**Exercise brief**.
Quote the listing below in its entirety.

**Dataset records**.
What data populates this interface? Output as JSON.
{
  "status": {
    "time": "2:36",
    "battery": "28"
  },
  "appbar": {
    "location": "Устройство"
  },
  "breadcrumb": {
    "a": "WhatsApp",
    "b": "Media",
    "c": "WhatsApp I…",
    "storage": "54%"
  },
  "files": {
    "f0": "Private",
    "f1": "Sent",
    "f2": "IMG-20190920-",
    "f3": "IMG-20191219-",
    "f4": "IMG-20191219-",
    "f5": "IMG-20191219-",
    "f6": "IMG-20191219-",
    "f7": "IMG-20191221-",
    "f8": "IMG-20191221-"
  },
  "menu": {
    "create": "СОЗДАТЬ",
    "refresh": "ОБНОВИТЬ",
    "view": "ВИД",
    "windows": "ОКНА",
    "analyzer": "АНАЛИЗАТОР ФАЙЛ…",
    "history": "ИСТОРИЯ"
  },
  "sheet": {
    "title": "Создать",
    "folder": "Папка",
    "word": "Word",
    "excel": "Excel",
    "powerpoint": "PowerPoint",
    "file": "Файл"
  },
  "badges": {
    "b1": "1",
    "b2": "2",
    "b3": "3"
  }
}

**Answer to this problem**.
What data populates this interface? Output as JSON.
{
  "status": {
    "time": "2:36",
    "battery": "28"
  },
  "appbar": {
    "location": "Устройство"
  },
  "breadcrumb": {
    "a": "WhatsApp",
    "b": "Media",
    "c": "WhatsApp I…",
    "storage": "54%"
  },
  "files": {
    "f0": "Private",
    "f1": "Sent",
    "f2": "IMG-20190920-",
    "f3": "IMG-20191219-",
    "f4": "IMG-20191219-",
    "f5": "IMG-20191219-",
    "f6": "IMG-20191219-",
    "f7": "IMG-20191221-",
    "f8": "IMG-20191221-"
  },
  "menu": {
    "create": "СОЗДАТЬ",
    "refresh": "ОБНОВИТЬ",
    "view": "ВИД",
    "windows": "ОКНА",
    "analyzer": "АНАЛИЗАТОР ФАЙЛ…",
    "history": "ИСТОРИЯ"
  },
  "sheet": {
    "title": "Создать",
    "folder": "Папка",
    "word": "Word",
    "excel": "Excel",
    "powerpoint": "PowerPoint",
    "file": "Файл"
  },
  "badges": {
    "b1": "1",
    "b2": "2",
    "b3": "3"
  }
}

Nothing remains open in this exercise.